GOAL OF THE EXERCISE:
Below are the records; collect from them each line containing the string "Схема".

=== MATERIAL ===

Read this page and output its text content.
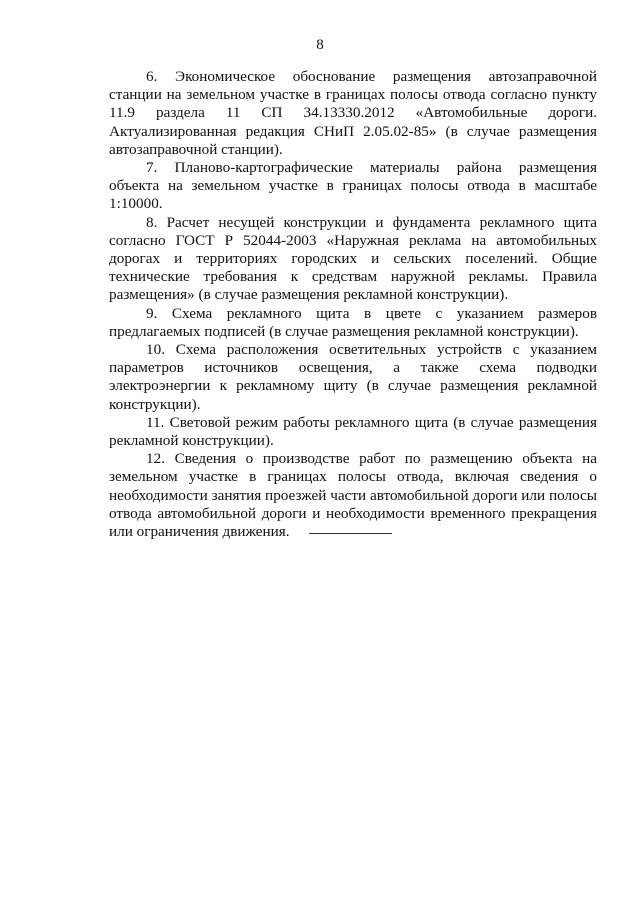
8

6. Экономическое обоснование размещения автозаправочной станции на земельном участке в границах полосы отвода согласно пункту 11.9 раздела 11 СП 34.13330.2012 «Автомобильные дороги. Актуализированная редакция СНиП 2.05.02-85» (в случае размещения автозаправочной станции).

7. Планово-картографические материалы района размещения объекта на земельном участке в границах полосы отвода в масштабе 1:10000.

8. Расчет несущей конструкции и фундамента рекламного щита согласно ГОСТ Р 52044-2003 «Наружная реклама на автомобильных дорогах и территориях городских и сельских поселений. Общие технические требования к средствам наружной рекламы. Правила размещения» (в случае размещения рекламной конструкции).

9. Схема рекламного щита в цвете с указанием размеров предлагаемых подписей (в случае размещения рекламной конструкции).

10. Схема расположения осветительных устройств с указанием параметров источников освещения, а также схема подводки электроэнергии к рекламному щиту (в случае размещения рекламной конструкции).

11. Световой режим работы рекламного щита (в случае размещения рекламной конструкции).

12. Сведения о производстве работ по размещению объекта на земельном участке в границах полосы отвода, включая сведения о необходимости занятия проезжей части автомобильной дороги или полосы отвода автомобильной дороги и необходимости временного прекращения или ограничения движения.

===

EXERCISE SOLUTION:
9. Схема рекламного щита в цвете с указанием размеров предлагаемых подписей (в случае размещения рекламной конструкции).
10. Схема расположения осветительных устройств с указанием параметров источников освещения, а также схема подводки электроэнергии к рекламному щиту (в случае размещения рекламной конструкции).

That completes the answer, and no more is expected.